→ SUPPLIED MATERIAL
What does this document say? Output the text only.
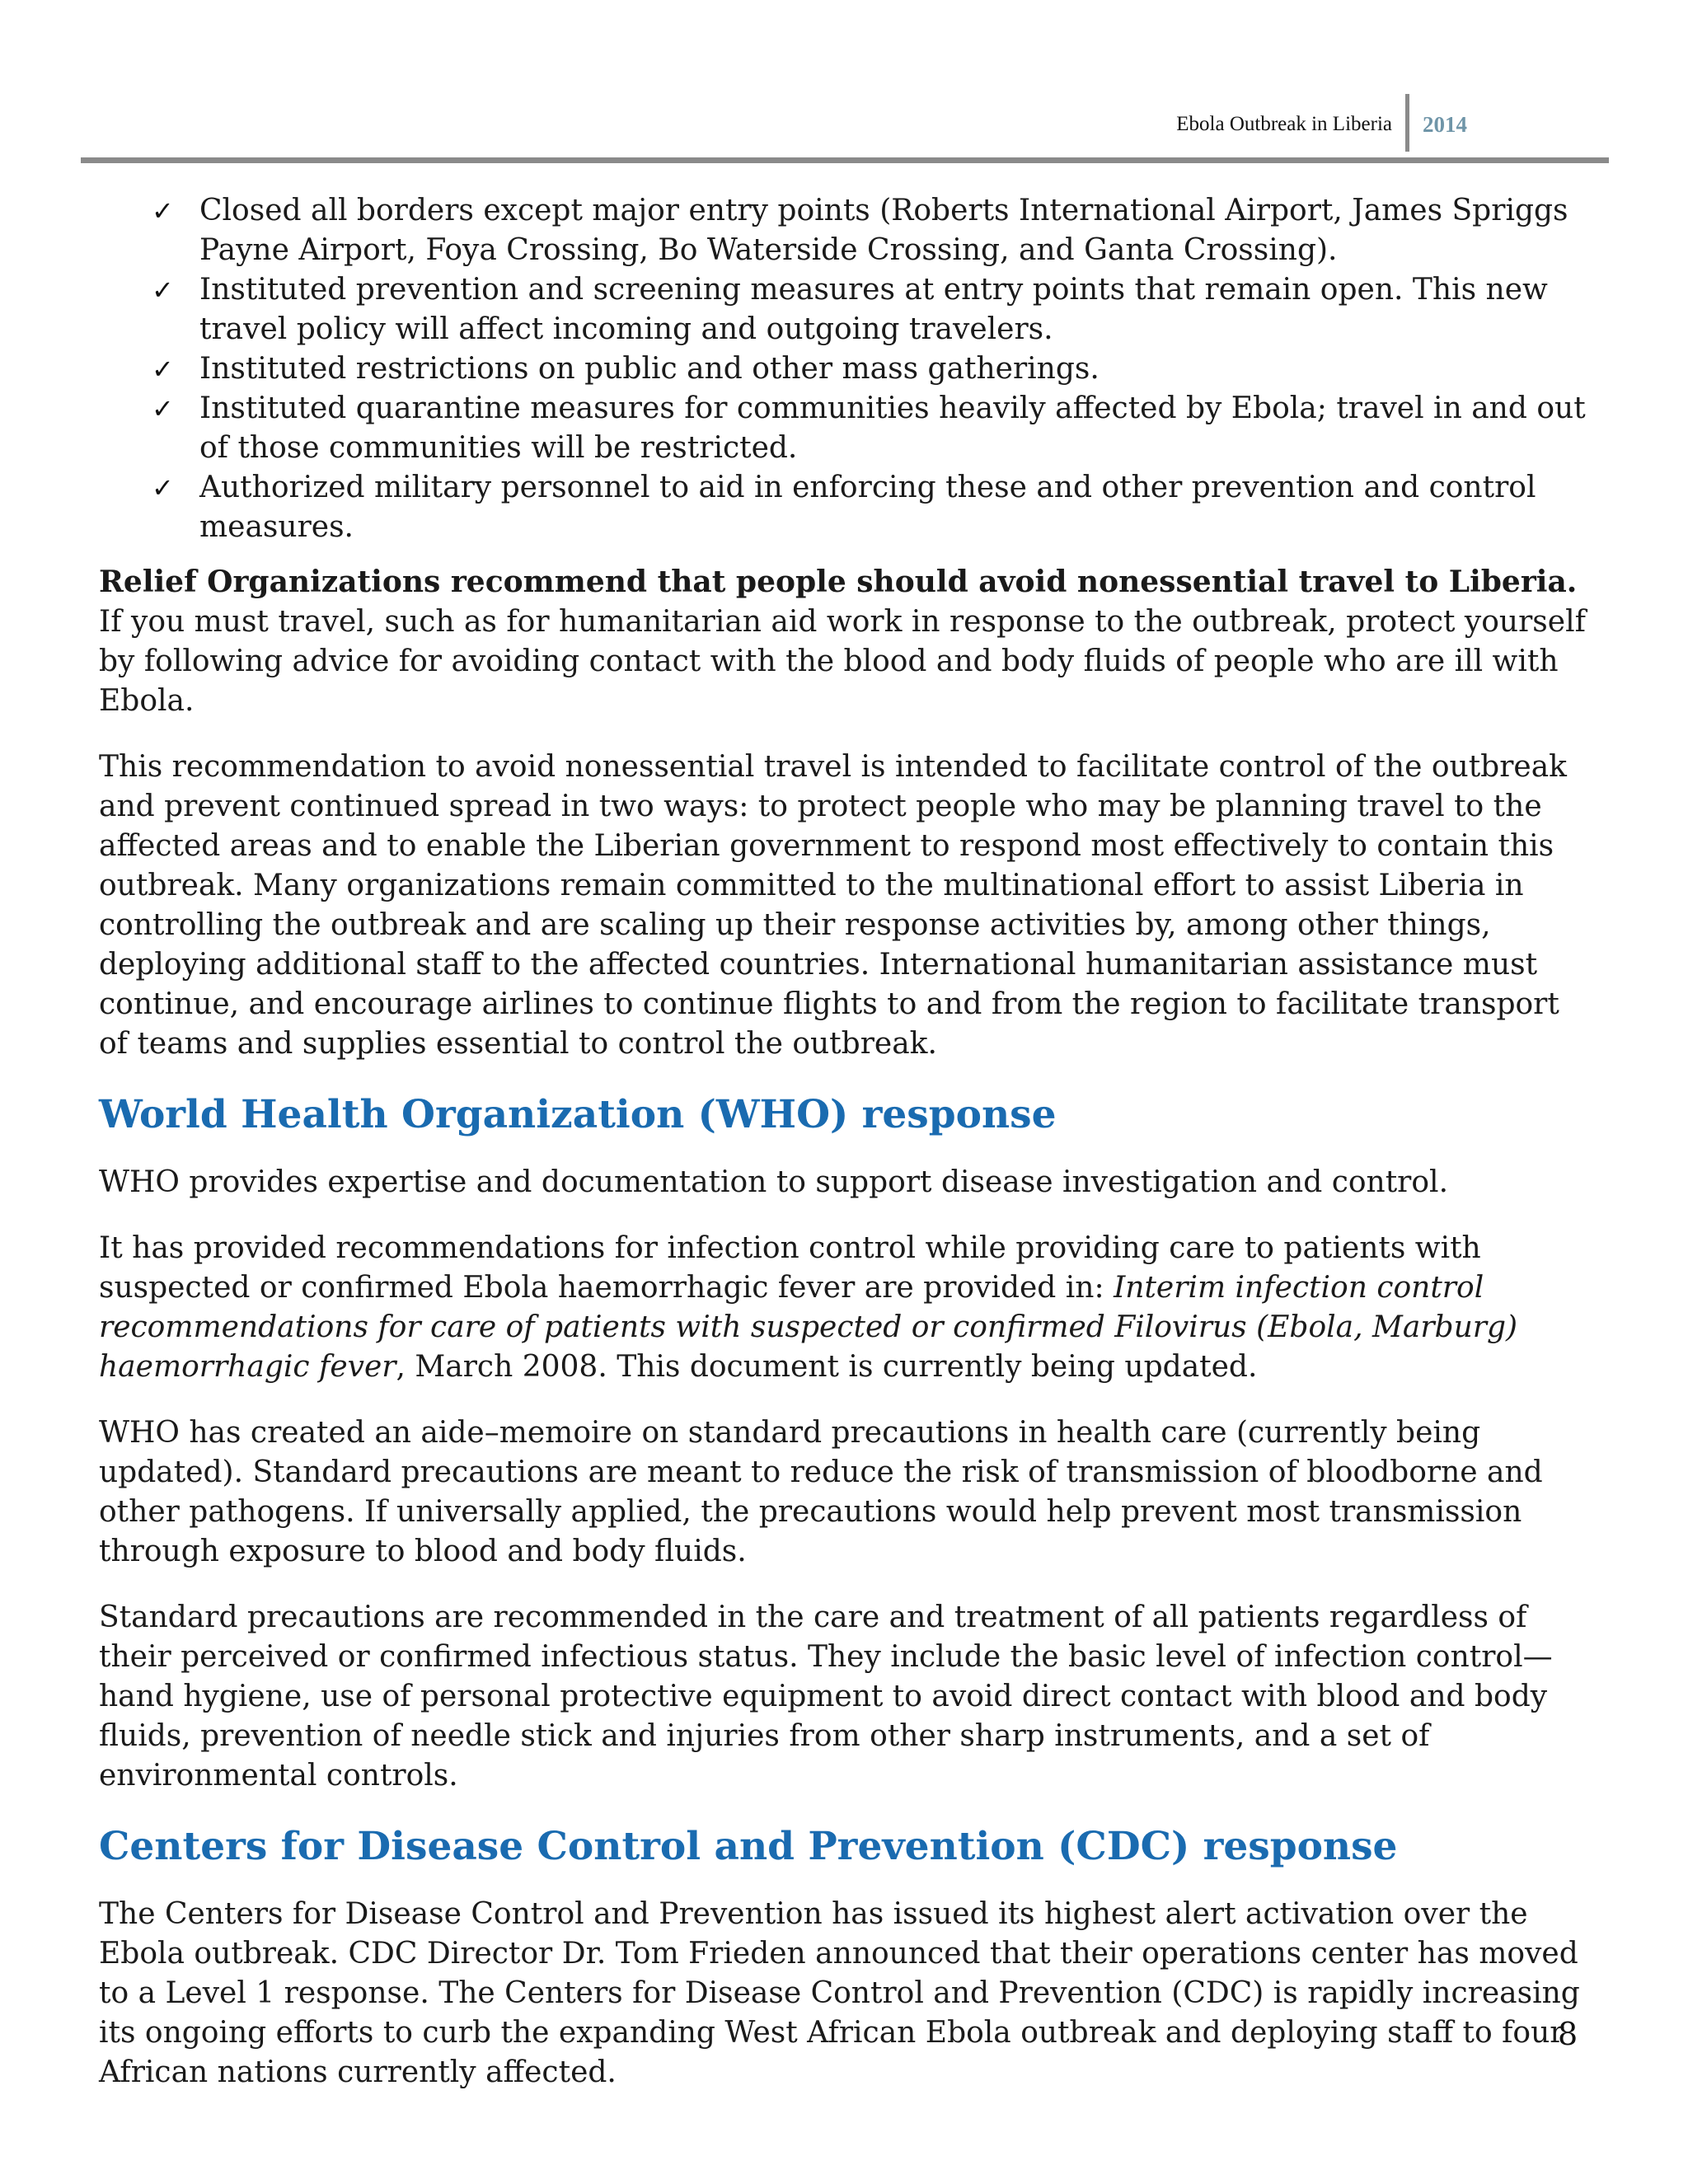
Ebola Outbreak in Liberia	2014
✓ Closed all borders except major entry points (Roberts International Airport, James Spriggs Payne Airport, Foya Crossing, Bo Waterside Crossing, and Ganta Crossing).
✓ Instituted prevention and screening measures at entry points that remain open. This new travel policy will affect incoming and outgoing travelers.
✓ Instituted restrictions on public and other mass gatherings.
✓ Instituted quarantine measures for communities heavily affected by Ebola; travel in and out of those communities will be restricted.
✓ Authorized military personnel to aid in enforcing these and other prevention and control measures.

Relief Organizations recommend that people should avoid nonessential travel to Liberia. If you must travel, such as for humanitarian aid work in response to the outbreak, protect yourself by following advice for avoiding contact with the blood and body fluids of people who are ill with Ebola.

This recommendation to avoid nonessential travel is intended to facilitate control of the outbreak and prevent continued spread in two ways: to protect people who may be planning travel to the affected areas and to enable the Liberian government to respond most effectively to contain this outbreak. Many organizations remain committed to the multinational effort to assist Liberia in controlling the outbreak and are scaling up their response activities by, among other things, deploying additional staff to the affected countries. International humanitarian assistance must continue, and encourage airlines to continue flights to and from the region to facilitate transport of teams and supplies essential to control the outbreak.

World Health Organization (WHO) response

WHO provides expertise and documentation to support disease investigation and control.

It has provided recommendations for infection control while providing care to patients with suspected or confirmed Ebola haemorrhagic fever are provided in: Interim infection control recommendations for care of patients with suspected or confirmed Filovirus (Ebola, Marburg) haemorrhagic fever, March 2008. This document is currently being updated.

WHO has created an aide–memoire on standard precautions in health care (currently being updated). Standard precautions are meant to reduce the risk of transmission of bloodborne and other pathogens. If universally applied, the precautions would help prevent most transmission through exposure to blood and body fluids.

Standard precautions are recommended in the care and treatment of all patients regardless of their perceived or confirmed infectious status. They include the basic level of infection control—hand hygiene, use of personal protective equipment to avoid direct contact with blood and body fluids, prevention of needle stick and injuries from other sharp instruments, and a set of environmental controls.

Centers for Disease Control and Prevention (CDC) response

The Centers for Disease Control and Prevention has issued its highest alert activation over the Ebola outbreak. CDC Director Dr. Tom Frieden announced that their operations center has moved to a Level 1 response. The Centers for Disease Control and Prevention (CDC) is rapidly increasing its ongoing efforts to curb the expanding West African Ebola outbreak and deploying staff to four African nations currently affected.

8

→ EXERCISE BRIEF
Within the listing above, each line containing "most" is counted once; report the total and nothing else.

→ OUTPUT
2